# [Required work]
Express the lines below as a JSON list of strings, one string per line, leaving out any blank lines.

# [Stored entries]
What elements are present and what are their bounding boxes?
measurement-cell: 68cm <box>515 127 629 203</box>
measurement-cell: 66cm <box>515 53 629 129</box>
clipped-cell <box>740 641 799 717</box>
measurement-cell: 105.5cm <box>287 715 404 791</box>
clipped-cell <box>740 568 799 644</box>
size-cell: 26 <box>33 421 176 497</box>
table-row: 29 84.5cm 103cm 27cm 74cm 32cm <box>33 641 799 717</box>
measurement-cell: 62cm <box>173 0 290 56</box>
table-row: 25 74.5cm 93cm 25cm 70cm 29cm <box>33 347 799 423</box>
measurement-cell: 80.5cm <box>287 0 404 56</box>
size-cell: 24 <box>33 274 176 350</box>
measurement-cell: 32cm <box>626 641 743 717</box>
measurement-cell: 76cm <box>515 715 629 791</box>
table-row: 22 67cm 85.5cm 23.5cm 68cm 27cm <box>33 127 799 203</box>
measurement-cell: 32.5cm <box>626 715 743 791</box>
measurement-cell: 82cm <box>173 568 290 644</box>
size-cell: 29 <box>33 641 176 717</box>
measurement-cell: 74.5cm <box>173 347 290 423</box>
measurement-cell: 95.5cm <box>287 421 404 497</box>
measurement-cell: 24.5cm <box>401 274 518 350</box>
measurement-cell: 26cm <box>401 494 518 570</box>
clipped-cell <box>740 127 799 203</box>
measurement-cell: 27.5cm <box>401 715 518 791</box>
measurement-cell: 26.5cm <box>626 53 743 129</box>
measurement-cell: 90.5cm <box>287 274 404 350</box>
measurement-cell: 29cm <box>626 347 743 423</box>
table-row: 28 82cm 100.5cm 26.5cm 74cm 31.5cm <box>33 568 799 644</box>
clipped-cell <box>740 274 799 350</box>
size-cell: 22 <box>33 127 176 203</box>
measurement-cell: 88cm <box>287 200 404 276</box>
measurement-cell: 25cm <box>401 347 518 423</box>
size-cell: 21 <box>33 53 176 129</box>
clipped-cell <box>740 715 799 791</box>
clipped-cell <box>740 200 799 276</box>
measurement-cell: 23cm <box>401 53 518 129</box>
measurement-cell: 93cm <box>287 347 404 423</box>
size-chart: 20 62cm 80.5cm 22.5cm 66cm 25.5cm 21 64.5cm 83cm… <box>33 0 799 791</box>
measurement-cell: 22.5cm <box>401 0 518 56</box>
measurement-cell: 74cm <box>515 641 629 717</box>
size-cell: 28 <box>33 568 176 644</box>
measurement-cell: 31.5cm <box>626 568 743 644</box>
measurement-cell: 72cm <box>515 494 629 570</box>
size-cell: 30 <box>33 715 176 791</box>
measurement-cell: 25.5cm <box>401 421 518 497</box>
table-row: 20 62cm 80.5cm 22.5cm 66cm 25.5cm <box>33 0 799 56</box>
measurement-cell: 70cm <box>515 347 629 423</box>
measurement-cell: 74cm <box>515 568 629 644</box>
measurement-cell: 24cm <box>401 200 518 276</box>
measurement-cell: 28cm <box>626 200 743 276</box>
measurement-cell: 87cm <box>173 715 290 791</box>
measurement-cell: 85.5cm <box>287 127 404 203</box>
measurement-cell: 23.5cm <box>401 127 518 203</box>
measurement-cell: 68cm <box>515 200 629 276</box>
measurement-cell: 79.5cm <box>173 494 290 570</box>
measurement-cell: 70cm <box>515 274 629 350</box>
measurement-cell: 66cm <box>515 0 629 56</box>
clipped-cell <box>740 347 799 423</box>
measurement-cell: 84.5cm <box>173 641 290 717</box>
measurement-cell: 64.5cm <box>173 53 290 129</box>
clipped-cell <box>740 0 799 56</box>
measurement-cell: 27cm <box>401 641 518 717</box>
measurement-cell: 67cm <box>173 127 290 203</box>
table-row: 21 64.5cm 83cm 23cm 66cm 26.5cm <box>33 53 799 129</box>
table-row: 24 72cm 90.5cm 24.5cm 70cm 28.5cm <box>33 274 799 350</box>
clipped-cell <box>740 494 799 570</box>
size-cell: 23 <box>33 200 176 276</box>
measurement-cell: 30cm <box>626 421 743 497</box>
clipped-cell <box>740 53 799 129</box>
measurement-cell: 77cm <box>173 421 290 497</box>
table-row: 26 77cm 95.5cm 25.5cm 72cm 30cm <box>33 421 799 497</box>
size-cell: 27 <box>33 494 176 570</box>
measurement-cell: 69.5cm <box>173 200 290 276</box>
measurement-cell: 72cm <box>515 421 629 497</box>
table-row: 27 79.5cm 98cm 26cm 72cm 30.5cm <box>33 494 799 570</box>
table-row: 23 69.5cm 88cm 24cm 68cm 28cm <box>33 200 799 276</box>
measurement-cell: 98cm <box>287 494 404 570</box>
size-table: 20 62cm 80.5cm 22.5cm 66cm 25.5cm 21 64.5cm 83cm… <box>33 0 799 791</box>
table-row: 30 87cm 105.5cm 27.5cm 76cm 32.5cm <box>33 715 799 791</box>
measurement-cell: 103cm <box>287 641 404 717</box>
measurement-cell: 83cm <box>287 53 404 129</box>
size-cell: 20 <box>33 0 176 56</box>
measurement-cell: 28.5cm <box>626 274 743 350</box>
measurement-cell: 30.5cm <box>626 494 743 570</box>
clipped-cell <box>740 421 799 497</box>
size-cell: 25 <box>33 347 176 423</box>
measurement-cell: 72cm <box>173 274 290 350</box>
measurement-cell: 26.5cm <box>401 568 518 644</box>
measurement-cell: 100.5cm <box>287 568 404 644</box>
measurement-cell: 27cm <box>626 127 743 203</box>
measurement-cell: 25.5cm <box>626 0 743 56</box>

# [Full response]
[
  "What elements are present and what are their bounding boxes?",
  "measurement-cell: 68cm <box>515 127 629 203</box>",
  "measurement-cell: 66cm <box>515 53 629 129</box>",
  "clipped-cell <box>740 641 799 717</box>",
  "measurement-cell: 105.5cm <box>287 715 404 791</box>",
  "clipped-cell <box>740 568 799 644</box>",
  "size-cell: 26 <box>33 421 176 497</box>",
  "table-row: 29 84.5cm 103cm 27cm 74cm 32cm <box>33 641 799 717</box>",
  "measurement-cell: 62cm <box>173 0 290 56</box>",
  "table-row: 25 74.5cm 93cm 25cm 70cm 29cm <box>33 347 799 423</box>",
  "measurement-cell: 80.5cm <box>287 0 404 56</box>",
  "size-cell: 24 <box>33 274 176 350</box>",
  "measurement-cell: 32cm <box>626 641 743 717</box>",
  "measurement-cell: 76cm <box>515 715 629 791</box>",
  "table-row: 22 67cm 85.5cm 23.5cm 68cm 27cm <box>33 127 799 203</box>",
  "measurement-cell: 32.5cm <box>626 715 743 791</box>",
  "measurement-cell: 82cm <box>173 568 290 644</box>",
  "size-cell: 29 <box>33 641 176 717</box>",
  "measurement-cell: 74.5cm <box>173 347 290 423</box>",
  "measurement-cell: 95.5cm <box>287 421 404 497</box>",
  "measurement-cell: 24.5cm <box>401 274 518 350</box>",
  "measurement-cell: 26cm <box>401 494 518 570</box>",
  "clipped-cell <box>740 127 799 203</box>",
  "measurement-cell: 27.5cm <box>401 715 518 791</box>",
  "measurement-cell: 26.5cm <box>626 53 743 129</box>",
  "measurement-cell: 90.5cm <box>287 274 404 350</box>",
  "measurement-cell: 29cm <box>626 347 743 423</box>",
  "table-row: 28 82cm 100.5cm 26.5cm 74cm 31.5cm <box>33 568 799 644</box>",
  "clipped-cell <box>740 274 799 350</box>",
  "size-cell: 22 <box>33 127 176 203</box>",
  "measurement-cell: 88cm <box>287 200 404 276</box>",
  "measurement-cell: 25cm <box>401 347 518 423</box>",
  "size-cell: 21 <box>33 53 176 129</box>",
  "clipped-cell <box>740 715 799 791</box>",
  "clipped-cell <box>740 200 799 276</box>",
  "measurement-cell: 23cm <box>401 53 518 129</box>",
  "measurement-cell: 93cm <box>287 347 404 423</box>",
  "size-chart: 20 62cm 80.5cm 22.5cm 66cm 25.5cm 21 64.5cm 83cm… <box>33 0 799 791</box>",
  "measurement-cell: 22.5cm <box>401 0 518 56</box>",
  "measurement-cell: 74cm <box>515 641 629 717</box>",
  "size-cell: 28 <box>33 568 176 644</box>",
  "measurement-cell: 31.5cm <box>626 568 743 644</box>",
  "measurement-cell: 72cm <box>515 494 629 570</box>",
  "size-cell: 30 <box>33 715 176 791</box>",
  "measurement-cell: 25.5cm <box>401 421 518 497</box>",
  "table-row: 20 62cm 80.5cm 22.5cm 66cm 25.5cm <box>33 0 799 56</box>",
  "measurement-cell: 70cm <box>515 347 629 423</box>",
  "measurement-cell: 74cm <box>515 568 629 644</box>",
  "measurement-cell: 24cm <box>401 200 518 276</box>",
  "measurement-cell: 28cm <box>626 200 743 276</box>",
  "measurement-cell: 87cm <box>173 715 290 791</box>",
  "measurement-cell: 85.5cm <box>287 127 404 203</box>",
  "measurement-cell: 23.5cm <box>401 127 518 203</box>",
  "measurement-cell: 68cm <box>515 200 629 276</box>",
  "measurement-cell: 79.5cm <box>173 494 290 570</box>",
  "measurement-cell: 70cm <box>515 274 629 350</box>",
  "measurement-cell: 66cm <box>515 0 629 56</box>",
  "clipped-cell <box>740 347 799 423</box>",
  "measurement-cell: 84.5cm <box>173 641 290 717</box>",
  "measurement-cell: 64.5cm <box>173 53 290 129</box>",
  "clipped-cell <box>740 0 799 56</box>",
  "measurement-cell: 27cm <box>401 641 518 717</box>",
  "measurement-cell: 67cm <box>173 127 290 203</box>",
  "table-row: 21 64.5cm 83cm 23cm 66cm 26.5cm <box>33 53 799 129</box>",
  "table-row: 24 72cm 90.5cm 24.5cm 70cm 28.5cm <box>33 274 799 350</box>",
  "clipped-cell <box>740 494 799 570</box>",
  "size-cell: 23 <box>33 200 176 276</box>",
  "measurement-cell: 30cm <box>626 421 743 497</box>",
  "clipped-cell <box>740 53 799 129</box>",
  "measurement-cell: 77cm <box>173 421 290 497</box>",
  "table-row: 26 77cm 95.5cm 25.5cm 72cm 30cm <box>33 421 799 497</box>",
  "size-cell: 27 <box>33 494 176 570</box>",
  "measurement-cell: 69.5cm <box>173 200 290 276</box>",
  "measurement-cell: 72cm <box>515 421 629 497</box>",
  "table-row: 27 79.5cm 98cm 26cm 72cm 30.5cm <box>33 494 799 570</box>",
  "table-row: 23 69.5cm 88cm 24cm 68cm 28cm <box>33 200 799 276</box>",
  "measurement-cell: 98cm <box>287 494 404 570</box>",
  "size-table: 20 62cm 80.5cm 22.5cm 66cm 25.5cm 21 64.5cm 83cm… <box>33 0 799 791</box>",
  "table-row: 30 87cm 105.5cm 27.5cm 76cm 32.5cm <box>33 715 799 791</box>",
  "measurement-cell: 103cm <box>287 641 404 717</box>",
  "measurement-cell: 83cm <box>287 53 404 129</box>",
  "size-cell: 20 <box>33 0 176 56</box>",
  "measurement-cell: 28.5cm <box>626 274 743 350</box>",
  "measurement-cell: 30.5cm <box>626 494 743 570</box>",
  "clipped-cell <box>740 421 799 497</box>",
  "size-cell: 25 <box>33 347 176 423</box>",
  "measurement-cell: 72cm <box>173 274 290 350</box>",
  "measurement-cell: 26.5cm <box>401 568 518 644</box>",
  "measurement-cell: 100.5cm <box>287 568 404 644</box>",
  "measurement-cell: 27cm <box>626 127 743 203</box>",
  "measurement-cell: 25.5cm <box>626 0 743 56</box>"
]